## [Objective]
Scan the records for the word "title". Copy each line that includes it.

Figure record extracts:
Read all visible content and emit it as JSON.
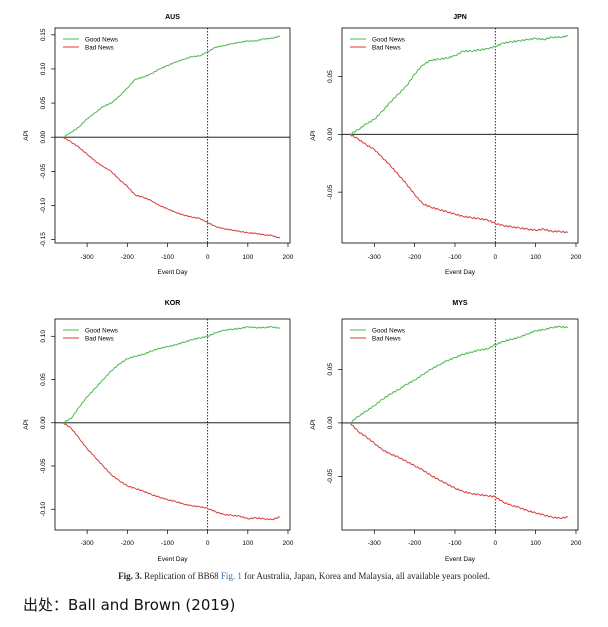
{
  "colors": {
    "good": "#4cb84c",
    "bad": "#d93b3b",
    "axis": "#000000",
    "link": "#2b6cb0"
  },
  "caption": {
    "figure_label": "Fig. 3.",
    "text_before_link": "Replication of BB68",
    "link_text": "Fig. 1",
    "text_after_link": "for Australia, Japan, Korea and Malaysia, all available years pooled."
  },
  "source_line": "出处：Ball and Brown (2019)",
  "chart_data": [
    {
      "type": "line",
      "title": "AUS",
      "xlabel": "Event Day",
      "ylabel": "API",
      "xlim": [
        -380,
        205
      ],
      "ylim": [
        -0.155,
        0.16
      ],
      "xticks": [
        -300,
        -200,
        -100,
        0,
        100,
        200
      ],
      "xtick_labels": [
        "-300",
        "-200",
        "-100",
        "0",
        "100",
        "200"
      ],
      "yticks": [
        -0.15,
        -0.1,
        -0.05,
        0.0,
        0.05,
        0.1,
        0.15
      ],
      "ytick_labels": [
        "-0.15",
        "-0.10",
        "-0.05",
        "0.00",
        "0.05",
        "0.10",
        "0.15"
      ],
      "event_line_x": 0,
      "zero_line_y": 0,
      "legend": {
        "position": "top-left",
        "entries": [
          "Good News",
          "Bad News"
        ]
      },
      "series": [
        {
          "name": "Good News",
          "x": [
            -360,
            -340,
            -320,
            -300,
            -280,
            -260,
            -240,
            -220,
            -200,
            -180,
            -160,
            -140,
            -120,
            -100,
            -80,
            -60,
            -40,
            -20,
            0,
            20,
            40,
            60,
            80,
            100,
            120,
            140,
            160,
            180
          ],
          "values": [
            0.0,
            0.007,
            0.015,
            0.027,
            0.036,
            0.045,
            0.05,
            0.06,
            0.072,
            0.085,
            0.088,
            0.093,
            0.1,
            0.105,
            0.11,
            0.114,
            0.118,
            0.119,
            0.125,
            0.132,
            0.134,
            0.137,
            0.139,
            0.141,
            0.141,
            0.144,
            0.145,
            0.148
          ]
        },
        {
          "name": "Bad News",
          "x": [
            -360,
            -340,
            -320,
            -300,
            -280,
            -260,
            -240,
            -220,
            -200,
            -180,
            -160,
            -140,
            -120,
            -100,
            -80,
            -60,
            -40,
            -20,
            0,
            20,
            40,
            60,
            80,
            100,
            120,
            140,
            160,
            180
          ],
          "values": [
            0.0,
            -0.007,
            -0.015,
            -0.025,
            -0.035,
            -0.043,
            -0.05,
            -0.062,
            -0.072,
            -0.085,
            -0.088,
            -0.093,
            -0.1,
            -0.105,
            -0.11,
            -0.114,
            -0.117,
            -0.119,
            -0.125,
            -0.131,
            -0.134,
            -0.136,
            -0.138,
            -0.14,
            -0.141,
            -0.143,
            -0.144,
            -0.148
          ]
        }
      ]
    },
    {
      "type": "line",
      "title": "JPN",
      "xlabel": "Event Day",
      "ylabel": "API",
      "xlim": [
        -380,
        205
      ],
      "ylim": [
        -0.094,
        0.092
      ],
      "xticks": [
        -300,
        -200,
        -100,
        0,
        100,
        200
      ],
      "xtick_labels": [
        "-300",
        "-200",
        "-100",
        "0",
        "100",
        "200"
      ],
      "yticks": [
        -0.05,
        0.0,
        0.05
      ],
      "ytick_labels": [
        "-0.05",
        "0.00",
        "0.05"
      ],
      "event_line_x": 0,
      "zero_line_y": 0,
      "legend": {
        "position": "top-left",
        "entries": [
          "Good News",
          "Bad News"
        ]
      },
      "series": [
        {
          "name": "Good News",
          "x": [
            -360,
            -340,
            -320,
            -300,
            -280,
            -260,
            -240,
            -220,
            -200,
            -180,
            -160,
            -140,
            -120,
            -100,
            -80,
            -60,
            -40,
            -20,
            0,
            20,
            40,
            60,
            80,
            100,
            120,
            140,
            160,
            180
          ],
          "values": [
            0.0,
            0.004,
            0.009,
            0.013,
            0.02,
            0.028,
            0.035,
            0.042,
            0.052,
            0.06,
            0.064,
            0.065,
            0.066,
            0.068,
            0.072,
            0.072,
            0.073,
            0.074,
            0.076,
            0.079,
            0.08,
            0.081,
            0.082,
            0.083,
            0.082,
            0.084,
            0.084,
            0.085
          ]
        },
        {
          "name": "Bad News",
          "x": [
            -360,
            -340,
            -320,
            -300,
            -280,
            -260,
            -240,
            -220,
            -200,
            -180,
            -160,
            -140,
            -120,
            -100,
            -80,
            -60,
            -40,
            -20,
            0,
            20,
            40,
            60,
            80,
            100,
            120,
            140,
            160,
            180
          ],
          "values": [
            0.0,
            -0.004,
            -0.009,
            -0.013,
            -0.02,
            -0.027,
            -0.035,
            -0.043,
            -0.052,
            -0.06,
            -0.063,
            -0.065,
            -0.067,
            -0.069,
            -0.071,
            -0.072,
            -0.073,
            -0.074,
            -0.077,
            -0.079,
            -0.08,
            -0.081,
            -0.082,
            -0.083,
            -0.082,
            -0.084,
            -0.084,
            -0.085
          ]
        }
      ]
    },
    {
      "type": "line",
      "title": "KOR",
      "xlabel": "Event Day",
      "ylabel": "API",
      "xlim": [
        -380,
        205
      ],
      "ylim": [
        -0.124,
        0.12
      ],
      "xticks": [
        -300,
        -200,
        -100,
        0,
        100,
        200
      ],
      "xtick_labels": [
        "-300",
        "-200",
        "-100",
        "0",
        "100",
        "200"
      ],
      "yticks": [
        -0.1,
        -0.05,
        0.0,
        0.05,
        0.1
      ],
      "ytick_labels": [
        "-0.10",
        "-0.05",
        "0.00",
        "0.05",
        "0.10"
      ],
      "event_line_x": 0,
      "zero_line_y": 0,
      "legend": {
        "position": "top-left",
        "entries": [
          "Good News",
          "Bad News"
        ]
      },
      "series": [
        {
          "name": "Good News",
          "x": [
            -360,
            -340,
            -320,
            -300,
            -280,
            -260,
            -240,
            -220,
            -200,
            -180,
            -160,
            -140,
            -120,
            -100,
            -80,
            -60,
            -40,
            -20,
            0,
            20,
            40,
            60,
            80,
            100,
            120,
            140,
            160,
            180
          ],
          "values": [
            0.0,
            0.005,
            0.018,
            0.03,
            0.04,
            0.05,
            0.06,
            0.068,
            0.074,
            0.077,
            0.079,
            0.083,
            0.086,
            0.088,
            0.09,
            0.093,
            0.096,
            0.098,
            0.1,
            0.104,
            0.107,
            0.108,
            0.109,
            0.111,
            0.11,
            0.11,
            0.111,
            0.109
          ]
        },
        {
          "name": "Bad News",
          "x": [
            -360,
            -340,
            -320,
            -300,
            -280,
            -260,
            -240,
            -220,
            -200,
            -180,
            -160,
            -140,
            -120,
            -100,
            -80,
            -60,
            -40,
            -20,
            0,
            20,
            40,
            60,
            80,
            100,
            120,
            140,
            160,
            180
          ],
          "values": [
            0.0,
            -0.006,
            -0.018,
            -0.03,
            -0.04,
            -0.05,
            -0.06,
            -0.067,
            -0.073,
            -0.076,
            -0.079,
            -0.083,
            -0.086,
            -0.089,
            -0.091,
            -0.094,
            -0.096,
            -0.097,
            -0.099,
            -0.103,
            -0.106,
            -0.107,
            -0.108,
            -0.111,
            -0.11,
            -0.111,
            -0.112,
            -0.109
          ]
        }
      ]
    },
    {
      "type": "line",
      "title": "MYS",
      "xlabel": "Event Day",
      "ylabel": "API",
      "xlim": [
        -380,
        205
      ],
      "ylim": [
        -0.1,
        0.097
      ],
      "xticks": [
        -300,
        -200,
        -100,
        0,
        100,
        200
      ],
      "xtick_labels": [
        "-300",
        "-200",
        "-100",
        "0",
        "100",
        "200"
      ],
      "yticks": [
        -0.05,
        0.0,
        0.05
      ],
      "ytick_labels": [
        "-0.05",
        "0.00",
        "0.05"
      ],
      "event_line_x": 0,
      "zero_line_y": 0,
      "legend": {
        "position": "top-left",
        "entries": [
          "Good News",
          "Bad News"
        ]
      },
      "series": [
        {
          "name": "Good News",
          "x": [
            -360,
            -340,
            -320,
            -300,
            -280,
            -260,
            -240,
            -220,
            -200,
            -180,
            -160,
            -140,
            -120,
            -100,
            -80,
            -60,
            -40,
            -20,
            0,
            20,
            40,
            60,
            80,
            100,
            120,
            140,
            160,
            180
          ],
          "values": [
            0.0,
            0.006,
            0.011,
            0.016,
            0.022,
            0.027,
            0.031,
            0.036,
            0.04,
            0.045,
            0.05,
            0.054,
            0.058,
            0.061,
            0.064,
            0.066,
            0.068,
            0.069,
            0.073,
            0.076,
            0.078,
            0.08,
            0.083,
            0.086,
            0.087,
            0.089,
            0.09,
            0.089
          ]
        },
        {
          "name": "Bad News",
          "x": [
            -360,
            -340,
            -320,
            -300,
            -280,
            -260,
            -240,
            -220,
            -200,
            -180,
            -160,
            -140,
            -120,
            -100,
            -80,
            -60,
            -40,
            -20,
            0,
            20,
            40,
            60,
            80,
            100,
            120,
            140,
            160,
            180
          ],
          "values": [
            0.0,
            -0.008,
            -0.013,
            -0.019,
            -0.025,
            -0.029,
            -0.032,
            -0.036,
            -0.04,
            -0.044,
            -0.049,
            -0.053,
            -0.057,
            -0.061,
            -0.064,
            -0.066,
            -0.067,
            -0.068,
            -0.069,
            -0.074,
            -0.077,
            -0.079,
            -0.082,
            -0.084,
            -0.086,
            -0.088,
            -0.089,
            -0.088
          ]
        }
      ]
    }
  ]
}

## [Task answer]
      "title": "AUS",
      "title": "JPN",
      "title": "KOR",
      "title": "MYS",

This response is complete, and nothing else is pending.